- [RECORDS SUPPLIED]:
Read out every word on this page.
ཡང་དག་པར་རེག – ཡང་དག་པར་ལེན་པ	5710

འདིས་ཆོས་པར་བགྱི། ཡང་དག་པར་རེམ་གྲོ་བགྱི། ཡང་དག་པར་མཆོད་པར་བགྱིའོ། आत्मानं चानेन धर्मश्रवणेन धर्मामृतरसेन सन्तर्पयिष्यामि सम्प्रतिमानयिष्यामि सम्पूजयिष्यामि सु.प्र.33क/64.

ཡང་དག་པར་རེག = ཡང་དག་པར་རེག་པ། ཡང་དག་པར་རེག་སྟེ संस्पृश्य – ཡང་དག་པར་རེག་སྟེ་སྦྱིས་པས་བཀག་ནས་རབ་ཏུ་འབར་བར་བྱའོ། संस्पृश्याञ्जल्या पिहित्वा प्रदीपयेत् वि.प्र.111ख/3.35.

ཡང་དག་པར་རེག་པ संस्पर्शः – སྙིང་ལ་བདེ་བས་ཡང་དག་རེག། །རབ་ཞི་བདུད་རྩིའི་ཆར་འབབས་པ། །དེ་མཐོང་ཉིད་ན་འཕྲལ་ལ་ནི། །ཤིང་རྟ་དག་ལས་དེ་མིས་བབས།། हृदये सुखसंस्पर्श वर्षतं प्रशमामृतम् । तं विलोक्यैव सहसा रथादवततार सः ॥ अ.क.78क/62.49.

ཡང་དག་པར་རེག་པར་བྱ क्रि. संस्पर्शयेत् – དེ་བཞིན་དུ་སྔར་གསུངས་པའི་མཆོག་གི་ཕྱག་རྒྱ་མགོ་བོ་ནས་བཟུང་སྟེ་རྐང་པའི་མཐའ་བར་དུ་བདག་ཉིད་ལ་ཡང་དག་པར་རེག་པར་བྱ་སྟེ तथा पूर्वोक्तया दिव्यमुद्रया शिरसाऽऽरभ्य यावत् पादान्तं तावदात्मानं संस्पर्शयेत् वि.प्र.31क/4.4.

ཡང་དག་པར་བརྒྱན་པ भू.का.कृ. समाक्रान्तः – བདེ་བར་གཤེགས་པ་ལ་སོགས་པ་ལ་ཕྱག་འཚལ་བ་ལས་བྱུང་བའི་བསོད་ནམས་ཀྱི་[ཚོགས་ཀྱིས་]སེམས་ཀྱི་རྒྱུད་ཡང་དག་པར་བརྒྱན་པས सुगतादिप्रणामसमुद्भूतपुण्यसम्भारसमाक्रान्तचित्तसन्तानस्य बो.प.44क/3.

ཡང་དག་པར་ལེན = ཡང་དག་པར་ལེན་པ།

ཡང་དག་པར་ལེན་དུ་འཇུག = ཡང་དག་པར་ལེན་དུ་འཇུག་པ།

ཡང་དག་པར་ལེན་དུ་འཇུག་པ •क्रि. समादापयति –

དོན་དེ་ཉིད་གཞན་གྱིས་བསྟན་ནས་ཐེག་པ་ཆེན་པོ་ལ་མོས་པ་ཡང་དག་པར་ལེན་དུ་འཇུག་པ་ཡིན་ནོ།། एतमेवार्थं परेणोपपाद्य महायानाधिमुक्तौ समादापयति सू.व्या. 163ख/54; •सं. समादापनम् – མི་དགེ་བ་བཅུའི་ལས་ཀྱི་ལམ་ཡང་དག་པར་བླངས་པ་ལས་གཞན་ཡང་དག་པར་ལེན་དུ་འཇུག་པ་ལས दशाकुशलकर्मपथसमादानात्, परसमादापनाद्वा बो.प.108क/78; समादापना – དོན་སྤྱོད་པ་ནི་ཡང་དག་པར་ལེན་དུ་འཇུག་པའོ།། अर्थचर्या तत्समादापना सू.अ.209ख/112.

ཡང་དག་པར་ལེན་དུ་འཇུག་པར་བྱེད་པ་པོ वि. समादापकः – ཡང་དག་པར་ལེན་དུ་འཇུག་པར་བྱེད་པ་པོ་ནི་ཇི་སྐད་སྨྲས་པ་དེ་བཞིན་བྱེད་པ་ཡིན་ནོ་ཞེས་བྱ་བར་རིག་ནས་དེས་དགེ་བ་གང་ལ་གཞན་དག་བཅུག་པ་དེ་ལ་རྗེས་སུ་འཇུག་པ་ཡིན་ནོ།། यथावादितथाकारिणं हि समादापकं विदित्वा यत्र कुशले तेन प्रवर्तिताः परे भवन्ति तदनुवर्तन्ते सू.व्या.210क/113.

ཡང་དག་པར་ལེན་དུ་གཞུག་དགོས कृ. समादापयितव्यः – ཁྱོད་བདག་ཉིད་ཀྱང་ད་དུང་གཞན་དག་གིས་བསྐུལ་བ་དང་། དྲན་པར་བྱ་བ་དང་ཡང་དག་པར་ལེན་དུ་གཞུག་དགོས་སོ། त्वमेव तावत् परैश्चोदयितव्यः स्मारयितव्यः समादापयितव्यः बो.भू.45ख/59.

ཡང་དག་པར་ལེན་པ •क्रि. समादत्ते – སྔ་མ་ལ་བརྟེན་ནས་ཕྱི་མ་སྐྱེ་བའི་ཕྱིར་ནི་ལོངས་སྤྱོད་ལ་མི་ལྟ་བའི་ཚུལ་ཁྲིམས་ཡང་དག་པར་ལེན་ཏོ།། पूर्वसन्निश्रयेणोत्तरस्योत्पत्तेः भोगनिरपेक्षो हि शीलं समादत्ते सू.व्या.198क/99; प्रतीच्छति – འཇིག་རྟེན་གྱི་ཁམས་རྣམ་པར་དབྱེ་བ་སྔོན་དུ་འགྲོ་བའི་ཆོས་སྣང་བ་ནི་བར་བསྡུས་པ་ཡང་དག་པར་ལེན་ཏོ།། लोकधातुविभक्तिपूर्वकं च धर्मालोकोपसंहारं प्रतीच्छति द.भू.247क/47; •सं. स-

- [YOUR INSTRUCTIONS]: Your task is to repeat each line of the material exactly.

- [FINISHED EXERCISE]:
Read out every word on this page.
ཡང་དག་པར་རེག – ཡང་དག་པར་ལེན་པ	5710

འདིས་ཆོས་པར་བགྱི། ཡང་དག་པར་རེམ་གྲོ་བགྱི། ཡང་དག་པར་མཆོད་པར་བགྱིའོ། आत्मानं चानेन धर्मश्रवणेन धर्मामृतरसेन सन्तर्पयिष्यामि सम्प्रतिमानयिष्यामि सम्पूजयिष्यामि सु.प्र.33क/64.

ཡང་དག་པར་རེག = ཡང་དག་པར་རེག་པ། ཡང་དག་པར་རེག་སྟེ संस्पृश्य – ཡང་དག་པར་རེག་སྟེ་སྦྱིས་པས་བཀག་ནས་རབ་ཏུ་འབར་བར་བྱའོ། संस्पृश्याञ्जल्या पिहित्वा प्रदीपयेत् वि.प्र.111ख/3.35.

ཡང་དག་པར་རེག་པ संस्पर्शः – སྙིང་ལ་བདེ་བས་ཡང་དག་རེག། །རབ་ཞི་བདུད་རྩིའི་ཆར་འབབས་པ། །དེ་མཐོང་ཉིད་ན་འཕྲལ་ལ་ནི། །ཤིང་རྟ་དག་ལས་དེ་མིས་བབས།། हृदये सुखसंस्पर्श वर्षतं प्रशमामृतम् । तं विलोक्यैव सहसा रथादवततार सः ॥ अ.क.78क/62.49.

ཡང་དག་པར་རེག་པར་བྱ क्रि. संस्पर्शयेत् – དེ་བཞིན་དུ་སྔར་གསུངས་པའི་མཆོག་གི་ཕྱག་རྒྱ་མགོ་བོ་ནས་བཟུང་སྟེ་རྐང་པའི་མཐའ་བར་དུ་བདག་ཉིད་ལ་ཡང་དག་པར་རེག་པར་བྱ་སྟེ तथा पूर्वोक्तया दिव्यमुद्रया शिरसाऽऽरभ्य यावत् पादान्तं तावदात्मानं संस्पर्शयेत् वि.प्र.31क/4.4.

ཡང་དག་པར་བརྒྱན་པ भू.का.कृ. समाक्रान्तः – བདེ་བར་གཤེགས་པ་ལ་སོགས་པ་ལ་ཕྱག་འཚལ་བ་ལས་བྱུང་བའི་བསོད་ནམས་ཀྱི་[ཚོགས་ཀྱིས་]སེམས་ཀྱི་རྒྱུད་ཡང་དག་པར་བརྒྱན་པས सुगतादिप्रणामसमुद्भूतपुण्यसम्भारसमाक्रान्तचित्तसन्तानस्य बो.प.44क/3.

ཡང་དག་པར་ལེན = ཡང་དག་པར་ལེན་པ།

ཡང་དག་པར་ལེན་དུ་འཇུག = ཡང་དག་པར་ལེན་དུ་འཇུག་པ།

ཡང་དག་པར་ལེན་དུ་འཇུག་པ •क्रि. समादापयति –

དོན་དེ་ཉིད་གཞན་གྱིས་བསྟན་ནས་ཐེག་པ་ཆེན་པོ་ལ་མོས་པ་ཡང་དག་པར་ལེན་དུ་འཇུག་པ་ཡིན་ནོ།། एतमेवार्थं परेणोपपाद्य महायानाधिमुक्तौ समादापयति सू.व्या. 163ख/54; •सं. समादापनम् – མི་དགེ་བ་བཅུའི་ལས་ཀྱི་ལམ་ཡང་དག་པར་བླངས་པ་ལས་གཞན་ཡང་དག་པར་ལེན་དུ་འཇུག་པ་ལས दशाकुशलकर्मपथसमादानात्, परसमादापनाद्वा बो.प.108क/78; समादापना – དོན་སྤྱོད་པ་ནི་ཡང་དག་པར་ལེན་དུ་འཇུག་པའོ།། अर्थचर्या तत्समादापना सू.अ.209ख/112.

ཡང་དག་པར་ལེན་དུ་འཇུག་པར་བྱེད་པ་པོ वि. समादापकः – ཡང་དག་པར་ལེན་དུ་འཇུག་པར་བྱེད་པ་པོ་ནི་ཇི་སྐད་སྨྲས་པ་དེ་བཞིན་བྱེད་པ་ཡིན་ནོ་ཞེས་བྱ་བར་རིག་ནས་དེས་དགེ་བ་གང་ལ་གཞན་དག་བཅུག་པ་དེ་ལ་རྗེས་སུ་འཇུག་པ་ཡིན་ནོ།། यथावादितथाकारिणं हि समादापकं विदित्वा यत्र कुशले तेन प्रवर्तिताः परे भवन्ति तदनुवर्तन्ते सू.व्या.210क/113.

ཡང་དག་པར་ལེན་དུ་གཞུག་དགོས कृ. समादापयितव्यः – ཁྱོད་བདག་ཉིད་ཀྱང་ད་དུང་གཞན་དག་གིས་བསྐུལ་བ་དང་། དྲན་པར་བྱ་བ་དང་ཡང་དག་པར་ལེན་དུ་གཞུག་དགོས་སོ། त्वमेव तावत् परैश्चोदयितव्यः स्मारयितव्यः समादापयितव्यः बो.भू.45ख/59.

ཡང་དག་པར་ལེན་པ •क्रि. समादत्ते – སྔ་མ་ལ་བརྟེན་ནས་ཕྱི་མ་སྐྱེ་བའི་ཕྱིར་ནི་ལོངས་སྤྱོད་ལ་མི་ལྟ་བའི་ཚུལ་ཁྲིམས་ཡང་དག་པར་ལེན་ཏོ།། पूर्वसन्निश्रयेणोत्तरस्योत्पत्तेः भोगनिरपेक्षो हि शीलं समादत्ते सू.व्या.198क/99; प्रतीच्छति – འཇིག་རྟེན་གྱི་ཁམས་རྣམ་པར་དབྱེ་བ་སྔོན་དུ་འགྲོ་བའི་ཆོས་སྣང་བ་ནི་བར་བསྡུས་པ་ཡང་དག་པར་ལེན་ཏོ།། लोकधातुविभक्तिपूर्वकं च धर्मालोकोपसंहारं प्रतीच्छति द.भू.247क/47; •सं. स-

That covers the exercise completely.